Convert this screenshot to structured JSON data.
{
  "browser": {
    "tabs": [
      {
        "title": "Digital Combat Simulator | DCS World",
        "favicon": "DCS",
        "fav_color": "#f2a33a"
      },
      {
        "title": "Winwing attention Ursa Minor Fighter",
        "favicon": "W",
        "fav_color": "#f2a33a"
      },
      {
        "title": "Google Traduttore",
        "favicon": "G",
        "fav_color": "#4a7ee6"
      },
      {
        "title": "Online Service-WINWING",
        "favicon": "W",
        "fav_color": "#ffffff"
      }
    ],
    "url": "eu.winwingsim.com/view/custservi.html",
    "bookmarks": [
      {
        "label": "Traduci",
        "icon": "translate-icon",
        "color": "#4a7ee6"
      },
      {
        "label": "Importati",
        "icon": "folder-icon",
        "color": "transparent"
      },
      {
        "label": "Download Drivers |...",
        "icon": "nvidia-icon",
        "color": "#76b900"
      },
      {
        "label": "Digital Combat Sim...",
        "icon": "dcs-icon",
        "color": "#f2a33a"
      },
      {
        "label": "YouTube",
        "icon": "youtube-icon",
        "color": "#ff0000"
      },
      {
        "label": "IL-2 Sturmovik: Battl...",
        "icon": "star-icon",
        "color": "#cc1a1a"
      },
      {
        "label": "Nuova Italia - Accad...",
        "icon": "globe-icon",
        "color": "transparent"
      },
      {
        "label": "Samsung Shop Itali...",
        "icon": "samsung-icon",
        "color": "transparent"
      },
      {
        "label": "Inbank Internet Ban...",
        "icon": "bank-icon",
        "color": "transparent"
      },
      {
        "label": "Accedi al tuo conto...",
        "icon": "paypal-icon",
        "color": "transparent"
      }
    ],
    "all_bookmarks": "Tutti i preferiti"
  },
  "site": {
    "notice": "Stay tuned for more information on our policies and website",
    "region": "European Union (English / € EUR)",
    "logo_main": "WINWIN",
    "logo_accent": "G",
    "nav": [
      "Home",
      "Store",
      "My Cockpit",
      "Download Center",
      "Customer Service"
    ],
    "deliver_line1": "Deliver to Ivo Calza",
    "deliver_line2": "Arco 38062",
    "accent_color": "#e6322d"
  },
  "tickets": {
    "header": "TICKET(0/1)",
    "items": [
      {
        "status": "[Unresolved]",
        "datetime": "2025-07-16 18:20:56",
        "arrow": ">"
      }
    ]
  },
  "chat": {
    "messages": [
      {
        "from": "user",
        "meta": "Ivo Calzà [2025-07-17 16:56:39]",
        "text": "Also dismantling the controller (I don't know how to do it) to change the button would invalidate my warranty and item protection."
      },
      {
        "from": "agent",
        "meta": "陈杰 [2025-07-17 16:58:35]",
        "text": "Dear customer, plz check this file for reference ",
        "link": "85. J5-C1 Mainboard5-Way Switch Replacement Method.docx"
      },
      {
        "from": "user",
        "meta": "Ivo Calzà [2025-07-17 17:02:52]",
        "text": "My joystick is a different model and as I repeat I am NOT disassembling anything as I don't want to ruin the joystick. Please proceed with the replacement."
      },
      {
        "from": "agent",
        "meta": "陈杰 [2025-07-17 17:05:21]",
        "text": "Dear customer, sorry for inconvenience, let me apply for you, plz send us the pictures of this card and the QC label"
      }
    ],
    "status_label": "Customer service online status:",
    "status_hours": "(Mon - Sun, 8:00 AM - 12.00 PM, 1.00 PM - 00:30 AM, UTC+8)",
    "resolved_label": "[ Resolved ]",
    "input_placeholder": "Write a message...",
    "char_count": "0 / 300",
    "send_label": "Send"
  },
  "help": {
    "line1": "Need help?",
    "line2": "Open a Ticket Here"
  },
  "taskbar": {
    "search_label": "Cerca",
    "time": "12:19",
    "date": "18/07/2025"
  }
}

* * *

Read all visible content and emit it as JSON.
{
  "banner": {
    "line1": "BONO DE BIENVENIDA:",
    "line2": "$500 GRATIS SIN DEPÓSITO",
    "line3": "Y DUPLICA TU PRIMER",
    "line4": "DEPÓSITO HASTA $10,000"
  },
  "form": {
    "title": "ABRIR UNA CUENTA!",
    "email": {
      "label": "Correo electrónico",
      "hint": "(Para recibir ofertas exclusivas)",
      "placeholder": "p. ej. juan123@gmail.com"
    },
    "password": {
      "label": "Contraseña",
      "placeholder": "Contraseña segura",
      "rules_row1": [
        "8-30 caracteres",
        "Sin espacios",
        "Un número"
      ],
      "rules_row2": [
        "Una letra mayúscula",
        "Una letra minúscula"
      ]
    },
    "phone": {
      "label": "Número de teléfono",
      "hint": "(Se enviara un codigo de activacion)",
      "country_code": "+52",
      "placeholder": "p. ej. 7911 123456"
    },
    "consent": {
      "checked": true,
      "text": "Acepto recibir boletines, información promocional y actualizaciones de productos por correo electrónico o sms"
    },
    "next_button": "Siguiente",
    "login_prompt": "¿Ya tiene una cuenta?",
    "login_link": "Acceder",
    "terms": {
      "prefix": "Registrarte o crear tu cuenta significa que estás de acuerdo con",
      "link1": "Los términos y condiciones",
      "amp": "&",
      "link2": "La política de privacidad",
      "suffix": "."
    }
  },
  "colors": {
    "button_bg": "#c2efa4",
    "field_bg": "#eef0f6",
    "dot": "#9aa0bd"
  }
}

## Problem details:
Reproduce each line holding the word "favicon".

## Written response:
        "favicon": "DCS",
        "favicon": "W",
        "favicon": "G",
        "favicon": "W",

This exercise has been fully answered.